-- START Supplied entries --

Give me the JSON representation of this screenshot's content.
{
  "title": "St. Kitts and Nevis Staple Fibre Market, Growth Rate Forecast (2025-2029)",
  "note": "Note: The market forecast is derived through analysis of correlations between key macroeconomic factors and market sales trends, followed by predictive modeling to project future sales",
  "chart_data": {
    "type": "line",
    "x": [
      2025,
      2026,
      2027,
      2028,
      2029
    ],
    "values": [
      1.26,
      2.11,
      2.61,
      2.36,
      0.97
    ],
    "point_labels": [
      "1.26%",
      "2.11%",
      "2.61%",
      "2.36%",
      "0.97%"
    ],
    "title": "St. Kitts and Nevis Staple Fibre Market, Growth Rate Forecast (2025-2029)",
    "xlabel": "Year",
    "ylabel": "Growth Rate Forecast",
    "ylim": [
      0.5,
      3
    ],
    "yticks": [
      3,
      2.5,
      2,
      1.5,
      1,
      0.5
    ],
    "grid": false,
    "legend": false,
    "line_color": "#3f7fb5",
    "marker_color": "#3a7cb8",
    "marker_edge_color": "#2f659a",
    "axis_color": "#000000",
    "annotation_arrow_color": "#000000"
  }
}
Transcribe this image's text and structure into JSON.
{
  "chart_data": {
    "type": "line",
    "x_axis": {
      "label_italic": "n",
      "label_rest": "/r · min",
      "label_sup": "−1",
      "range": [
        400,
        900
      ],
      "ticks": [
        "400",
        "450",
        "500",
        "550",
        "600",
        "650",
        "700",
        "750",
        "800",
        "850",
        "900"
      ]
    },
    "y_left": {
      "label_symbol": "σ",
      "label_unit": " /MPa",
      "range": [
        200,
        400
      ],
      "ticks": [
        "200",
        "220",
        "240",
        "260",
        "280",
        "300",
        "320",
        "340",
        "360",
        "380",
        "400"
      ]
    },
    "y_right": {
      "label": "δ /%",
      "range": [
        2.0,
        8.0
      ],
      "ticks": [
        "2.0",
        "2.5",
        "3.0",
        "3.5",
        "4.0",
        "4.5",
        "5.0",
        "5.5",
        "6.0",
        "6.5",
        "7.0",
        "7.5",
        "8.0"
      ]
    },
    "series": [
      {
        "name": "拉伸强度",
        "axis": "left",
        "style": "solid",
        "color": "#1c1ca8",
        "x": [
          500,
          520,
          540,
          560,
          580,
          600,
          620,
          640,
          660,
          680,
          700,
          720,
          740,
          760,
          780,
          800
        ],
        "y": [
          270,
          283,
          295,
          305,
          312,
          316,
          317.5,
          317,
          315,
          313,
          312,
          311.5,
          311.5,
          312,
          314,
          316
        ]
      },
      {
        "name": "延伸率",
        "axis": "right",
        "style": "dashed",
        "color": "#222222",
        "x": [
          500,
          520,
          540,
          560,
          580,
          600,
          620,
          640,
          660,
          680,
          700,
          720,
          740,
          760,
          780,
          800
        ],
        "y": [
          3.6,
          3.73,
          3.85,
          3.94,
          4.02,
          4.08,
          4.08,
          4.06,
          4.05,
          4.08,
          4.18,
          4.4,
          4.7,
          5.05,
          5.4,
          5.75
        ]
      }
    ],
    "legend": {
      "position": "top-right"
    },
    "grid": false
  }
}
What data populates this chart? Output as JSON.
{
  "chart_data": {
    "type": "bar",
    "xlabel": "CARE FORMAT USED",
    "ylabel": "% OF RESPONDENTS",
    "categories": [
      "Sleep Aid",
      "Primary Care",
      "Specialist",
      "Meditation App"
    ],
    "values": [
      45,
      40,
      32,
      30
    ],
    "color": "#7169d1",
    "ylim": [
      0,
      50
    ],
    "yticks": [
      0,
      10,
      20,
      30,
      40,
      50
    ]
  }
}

-- END Supplied entries --

• _The task_
The lines above should be duplicated exactly.

• _Solution to this problem_
Give me the JSON representation of this screenshot's content.
{
  "title": "St. Kitts and Nevis Staple Fibre Market, Growth Rate Forecast (2025-2029)",
  "note": "Note: The market forecast is derived through analysis of correlations between key macroeconomic factors and market sales trends, followed by predictive modeling to project future sales",
  "chart_data": {
    "type": "line",
    "x": [
      2025,
      2026,
      2027,
      2028,
      2029
    ],
    "values": [
      1.26,
      2.11,
      2.61,
      2.36,
      0.97
    ],
    "point_labels": [
      "1.26%",
      "2.11%",
      "2.61%",
      "2.36%",
      "0.97%"
    ],
    "title": "St. Kitts and Nevis Staple Fibre Market, Growth Rate Forecast (2025-2029)",
    "xlabel": "Year",
    "ylabel": "Growth Rate Forecast",
    "ylim": [
      0.5,
      3
    ],
    "yticks": [
      3,
      2.5,
      2,
      1.5,
      1,
      0.5
    ],
    "grid": false,
    "legend": false,
    "line_color": "#3f7fb5",
    "marker_color": "#3a7cb8",
    "marker_edge_color": "#2f659a",
    "axis_color": "#000000",
    "annotation_arrow_color": "#000000"
  }
}
Transcribe this image's text and structure into JSON.
{
  "chart_data": {
    "type": "line",
    "x_axis": {
      "label_italic": "n",
      "label_rest": "/r · min",
      "label_sup": "−1",
      "range": [
        400,
        900
      ],
      "ticks": [
        "400",
        "450",
        "500",
        "550",
        "600",
        "650",
        "700",
        "750",
        "800",
        "850",
        "900"
      ]
    },
    "y_left": {
      "label_symbol": "σ",
      "label_unit": " /MPa",
      "range": [
        200,
        400
      ],
      "ticks": [
        "200",
        "220",
        "240",
        "260",
        "280",
        "300",
        "320",
        "340",
        "360",
        "380",
        "400"
      ]
    },
    "y_right": {
      "label": "δ /%",
      "range": [
        2.0,
        8.0
      ],
      "ticks": [
        "2.0",
        "2.5",
        "3.0",
        "3.5",
        "4.0",
        "4.5",
        "5.0",
        "5.5",
        "6.0",
        "6.5",
        "7.0",
        "7.5",
        "8.0"
      ]
    },
    "series": [
      {
        "name": "拉伸强度",
        "axis": "left",
        "style": "solid",
        "color": "#1c1ca8",
        "x": [
          500,
          520,
          540,
          560,
          580,
          600,
          620,
          640,
          660,
          680,
          700,
          720,
          740,
          760,
          780,
          800
        ],
        "y": [
          270,
          283,
          295,
          305,
          312,
          316,
          317.5,
          317,
          315,
          313,
          312,
          311.5,
          311.5,
          312,
          314,
          316
        ]
      },
      {
        "name": "延伸率",
        "axis": "right",
        "style": "dashed",
        "color": "#222222",
        "x": [
          500,
          520,
          540,
          560,
          580,
          600,
          620,
          640,
          660,
          680,
          700,
          720,
          740,
          760,
          780,
          800
        ],
        "y": [
          3.6,
          3.73,
          3.85,
          3.94,
          4.02,
          4.08,
          4.08,
          4.06,
          4.05,
          4.08,
          4.18,
          4.4,
          4.7,
          5.05,
          5.4,
          5.75
        ]
      }
    ],
    "legend": {
      "position": "top-right"
    },
    "grid": false
  }
}
What data populates this chart? Output as JSON.
{
  "chart_data": {
    "type": "bar",
    "xlabel": "CARE FORMAT USED",
    "ylabel": "% OF RESPONDENTS",
    "categories": [
      "Sleep Aid",
      "Primary Care",
      "Specialist",
      "Meditation App"
    ],
    "values": [
      45,
      40,
      32,
      30
    ],
    "color": "#7169d1",
    "ylim": [
      0,
      50
    ],
    "yticks": [
      0,
      10,
      20,
      30,
      40,
      50
    ]
  }
}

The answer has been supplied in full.